* _Problem requirements_: Report only how many lines of the entries below contain the string "color".

Figure data in JSON

** BEGIN **

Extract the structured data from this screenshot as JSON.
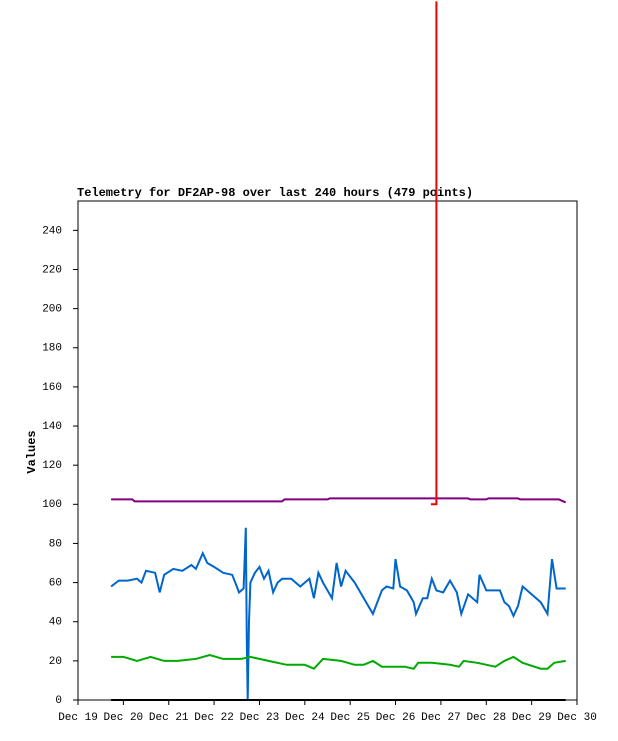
{
  "chart_data": {
    "type": "line",
    "title": "Telemetry for DF2AP-98 over last 240 hours (479 points)",
    "y_label": "Values",
    "xlim": [
      19,
      30
    ],
    "xticks": [
      {
        "value": 19,
        "label": "Dec 19"
      },
      {
        "value": 20,
        "label": "Dec 20"
      },
      {
        "value": 21,
        "label": "Dec 21"
      },
      {
        "value": 22,
        "label": "Dec 22"
      },
      {
        "value": 23,
        "label": "Dec 23"
      },
      {
        "value": 24,
        "label": "Dec 24"
      },
      {
        "value": 25,
        "label": "Dec 25"
      },
      {
        "value": 26,
        "label": "Dec 26"
      },
      {
        "value": 27,
        "label": "Dec 27"
      },
      {
        "value": 28,
        "label": "Dec 28"
      },
      {
        "value": 29,
        "label": "Dec 29"
      },
      {
        "value": 30,
        "label": "Dec 30"
      }
    ],
    "ylim": [
      0,
      255
    ],
    "yticks": [
      0,
      20,
      40,
      60,
      80,
      100,
      120,
      140,
      160,
      180,
      200,
      220,
      240
    ],
    "series": [
      {
        "color": "#800080",
        "x": [
          19.73,
          20.2,
          20.25,
          23.5,
          23.55,
          24.5,
          24.55,
          27.6,
          27.65,
          28.0,
          28.05,
          28.7,
          28.75,
          29.6,
          29.75
        ],
        "values": [
          102.5,
          102.5,
          101.5,
          101.5,
          102.5,
          102.5,
          103,
          103,
          102.5,
          102.5,
          103,
          103,
          102.5,
          102.5,
          101
        ]
      },
      {
        "color": "#0066cc",
        "x": [
          19.73,
          19.9,
          20.1,
          20.3,
          20.4,
          20.5,
          20.7,
          20.8,
          20.9,
          21.1,
          21.3,
          21.5,
          21.6,
          21.75,
          21.85,
          22.0,
          22.2,
          22.4,
          22.5,
          22.55,
          22.65,
          22.7,
          22.72,
          22.74,
          22.77,
          22.8,
          22.9,
          23.0,
          23.1,
          23.2,
          23.3,
          23.4,
          23.5,
          23.7,
          23.9,
          24.0,
          24.1,
          24.2,
          24.3,
          24.4,
          24.6,
          24.7,
          24.8,
          24.9,
          25.1,
          25.3,
          25.5,
          25.7,
          25.8,
          25.95,
          26.0,
          26.1,
          26.25,
          26.4,
          26.45,
          26.6,
          26.7,
          26.8,
          26.9,
          27.05,
          27.2,
          27.35,
          27.45,
          27.6,
          27.8,
          27.85,
          28.0,
          28.3,
          28.4,
          28.5,
          28.6,
          28.7,
          28.8,
          28.95,
          29.2,
          29.35,
          29.45,
          29.55,
          29.75
        ],
        "values": [
          58,
          61,
          61,
          62,
          60,
          66,
          65,
          55,
          64,
          67,
          66,
          69,
          67,
          75,
          70,
          68,
          65,
          64,
          58,
          55,
          57,
          88,
          30,
          0,
          40,
          60,
          65,
          68,
          62,
          66,
          55,
          60,
          62,
          62,
          58,
          60,
          62,
          52,
          65,
          60,
          52,
          70,
          58,
          66,
          60,
          52,
          44,
          56,
          58,
          57,
          72,
          58,
          56,
          50,
          44,
          52,
          52,
          62,
          56,
          55,
          61,
          55,
          44,
          54,
          50,
          64,
          56,
          56,
          50,
          48,
          43,
          48,
          58,
          55,
          50,
          44,
          72,
          57,
          57
        ]
      },
      {
        "color": "#00aa00",
        "x": [
          19.73,
          20.0,
          20.3,
          20.6,
          20.9,
          21.2,
          21.6,
          21.9,
          22.2,
          22.6,
          22.8,
          23.2,
          23.6,
          24.0,
          24.2,
          24.4,
          24.8,
          25.1,
          25.3,
          25.5,
          25.7,
          26.2,
          26.4,
          26.5,
          26.8,
          27.2,
          27.4,
          27.5,
          27.8,
          28.2,
          28.4,
          28.6,
          28.8,
          29.2,
          29.35,
          29.5,
          29.75
        ],
        "values": [
          22,
          22,
          20,
          22,
          20,
          20,
          21,
          23,
          21,
          21,
          22,
          20,
          18,
          18,
          16,
          21,
          20,
          18,
          18,
          20,
          17,
          17,
          16,
          19,
          19,
          18,
          17,
          20,
          19,
          17,
          20,
          22,
          19,
          16,
          16,
          19,
          20
        ]
      },
      {
        "color": "#000000",
        "x": [
          19.73,
          29.75
        ],
        "values": [
          0,
          0
        ]
      },
      {
        "color": "#ee0000",
        "x": [
          26.78,
          26.9,
          26.9
        ],
        "values": [
          100,
          100,
          357
        ]
      }
    ]
  }
}
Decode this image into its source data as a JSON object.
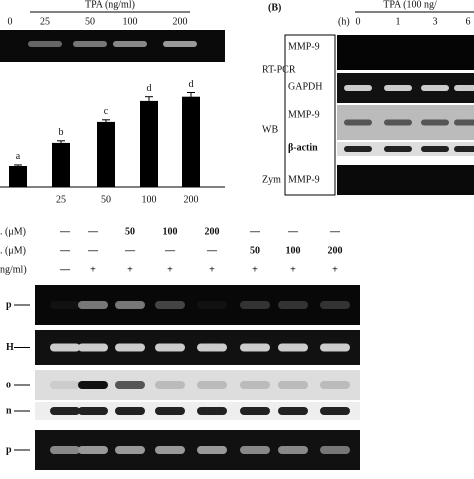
{
  "panel_a": {
    "gel_header": "TPA (ng/ml)",
    "lanes": [
      "0",
      "25",
      "50",
      "100",
      "200"
    ]
  },
  "chart_data": {
    "type": "bar",
    "categories": [
      null,
      "25",
      "50",
      "100",
      "200"
    ],
    "values": [
      1,
      2.1,
      3.1,
      4.1,
      4.3
    ],
    "errors": [
      0.05,
      0.1,
      0.1,
      0.2,
      0.2
    ],
    "annotations": [
      "a",
      "b",
      "c",
      "d",
      "d"
    ],
    "ylim": [
      0,
      4.5
    ],
    "color": "#000000"
  },
  "panel_b": {
    "label": "(B)",
    "header": "TPA (100 ng/",
    "time_unit": "(h)",
    "lanes": [
      "0",
      "1",
      "3",
      "6"
    ],
    "groups": [
      {
        "name": "RT-PCR",
        "rows": [
          "MMP-9",
          "GAPDH"
        ]
      },
      {
        "name": "WB",
        "rows": [
          "MMP-9",
          "β-actin"
        ]
      },
      {
        "name": "Zym",
        "rows": [
          "MMP-9"
        ]
      }
    ]
  },
  "panel_c": {
    "row_labels": [
      ". (μM)",
      ". (μM)",
      "ng/ml)"
    ],
    "rows": [
      [
        "—",
        "—",
        "50",
        "100",
        "200",
        "—",
        "—",
        "—"
      ],
      [
        "—",
        "—",
        "—",
        "—",
        "—",
        "50",
        "100",
        "200"
      ],
      [
        "—",
        "+",
        "+",
        "+",
        "+",
        "+",
        "+",
        "+"
      ]
    ],
    "gel_labels": [
      "p",
      "H",
      "o",
      "n",
      "p"
    ]
  }
}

** END **

* _Exercise solution_: 6